── ENTRIES SHOWN ──

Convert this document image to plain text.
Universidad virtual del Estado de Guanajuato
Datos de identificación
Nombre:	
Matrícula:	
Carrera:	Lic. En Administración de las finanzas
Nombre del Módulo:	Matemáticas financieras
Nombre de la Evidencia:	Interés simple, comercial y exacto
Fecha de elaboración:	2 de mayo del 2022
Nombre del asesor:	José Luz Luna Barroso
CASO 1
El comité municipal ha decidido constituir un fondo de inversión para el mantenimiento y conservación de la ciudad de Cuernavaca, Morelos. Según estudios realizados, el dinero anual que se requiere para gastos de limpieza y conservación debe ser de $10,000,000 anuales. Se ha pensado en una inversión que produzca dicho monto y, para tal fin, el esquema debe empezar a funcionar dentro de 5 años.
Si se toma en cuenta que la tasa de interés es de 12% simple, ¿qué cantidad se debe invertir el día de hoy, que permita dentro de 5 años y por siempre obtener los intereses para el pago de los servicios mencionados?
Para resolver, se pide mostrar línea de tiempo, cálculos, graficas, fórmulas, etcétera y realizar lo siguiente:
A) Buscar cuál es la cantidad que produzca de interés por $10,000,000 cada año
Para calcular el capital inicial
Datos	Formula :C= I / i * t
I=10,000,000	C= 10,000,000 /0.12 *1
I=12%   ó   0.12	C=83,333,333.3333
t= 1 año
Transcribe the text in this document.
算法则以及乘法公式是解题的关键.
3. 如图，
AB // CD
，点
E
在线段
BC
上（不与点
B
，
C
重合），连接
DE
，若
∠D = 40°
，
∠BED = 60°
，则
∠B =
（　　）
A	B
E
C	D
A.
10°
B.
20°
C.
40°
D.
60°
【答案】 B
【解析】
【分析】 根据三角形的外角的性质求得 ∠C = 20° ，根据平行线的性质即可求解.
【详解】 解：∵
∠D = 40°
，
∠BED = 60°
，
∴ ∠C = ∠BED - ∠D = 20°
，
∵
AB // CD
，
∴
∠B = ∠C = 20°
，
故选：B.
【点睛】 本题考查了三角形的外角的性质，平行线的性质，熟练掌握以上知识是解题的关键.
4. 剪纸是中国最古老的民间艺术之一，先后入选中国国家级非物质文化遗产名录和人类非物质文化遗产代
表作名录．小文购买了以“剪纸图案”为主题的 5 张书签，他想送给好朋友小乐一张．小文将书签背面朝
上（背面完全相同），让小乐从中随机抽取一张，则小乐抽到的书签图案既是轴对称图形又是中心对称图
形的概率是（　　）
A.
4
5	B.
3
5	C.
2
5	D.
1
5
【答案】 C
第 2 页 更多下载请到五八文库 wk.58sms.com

───

*WRITTEN REQUEST*
Restate the data above word for word.

*EXERCISE RESULT*
Convert this document image to plain text.
Universidad virtual del Estado de Guanajuato
Datos de identificación
Nombre:	
Matrícula:	
Carrera:	Lic. En Administración de las finanzas
Nombre del Módulo:	Matemáticas financieras
Nombre de la Evidencia:	Interés simple, comercial y exacto
Fecha de elaboración:	2 de mayo del 2022
Nombre del asesor:	José Luz Luna Barroso
CASO 1
El comité municipal ha decidido constituir un fondo de inversión para el mantenimiento y conservación de la ciudad de Cuernavaca, Morelos. Según estudios realizados, el dinero anual que se requiere para gastos de limpieza y conservación debe ser de $10,000,000 anuales. Se ha pensado en una inversión que produzca dicho monto y, para tal fin, el esquema debe empezar a funcionar dentro de 5 años.
Si se toma en cuenta que la tasa de interés es de 12% simple, ¿qué cantidad se debe invertir el día de hoy, que permita dentro de 5 años y por siempre obtener los intereses para el pago de los servicios mencionados?
Para resolver, se pide mostrar línea de tiempo, cálculos, graficas, fórmulas, etcétera y realizar lo siguiente:
A) Buscar cuál es la cantidad que produzca de interés por $10,000,000 cada año
Para calcular el capital inicial
Datos	Formula :C= I / i * t
I=10,000,000	C= 10,000,000 /0.12 *1
I=12%   ó   0.12	C=83,333,333.3333
t= 1 año
Transcribe the text in this document.
算法则以及乘法公式是解题的关键.
3. 如图，
AB // CD
，点
E
在线段
BC
上（不与点
B
，
C
重合），连接
DE
，若
∠D = 40°
，
∠BED = 60°
，则
∠B =
（　　）
A	B
E
C	D
A.
10°
B.
20°
C.
40°
D.
60°
【答案】 B
【解析】
【分析】 根据三角形的外角的性质求得 ∠C = 20° ，根据平行线的性质即可求解.
【详解】 解：∵
∠D = 40°
，
∠BED = 60°
，
∴ ∠C = ∠BED - ∠D = 20°
，
∵
AB // CD
，
∴
∠B = ∠C = 20°
，
故选：B.
【点睛】 本题考查了三角形的外角的性质，平行线的性质，熟练掌握以上知识是解题的关键.
4. 剪纸是中国最古老的民间艺术之一，先后入选中国国家级非物质文化遗产名录和人类非物质文化遗产代
表作名录．小文购买了以“剪纸图案”为主题的 5 张书签，他想送给好朋友小乐一张．小文将书签背面朝
上（背面完全相同），让小乐从中随机抽取一张，则小乐抽到的书签图案既是轴对称图形又是中心对称图
形的概率是（　　）
A.
4
5	B.
3
5	C.
2
5	D.
1
5
【答案】 C
第 2 页 更多下载请到五八文库 wk.58sms.com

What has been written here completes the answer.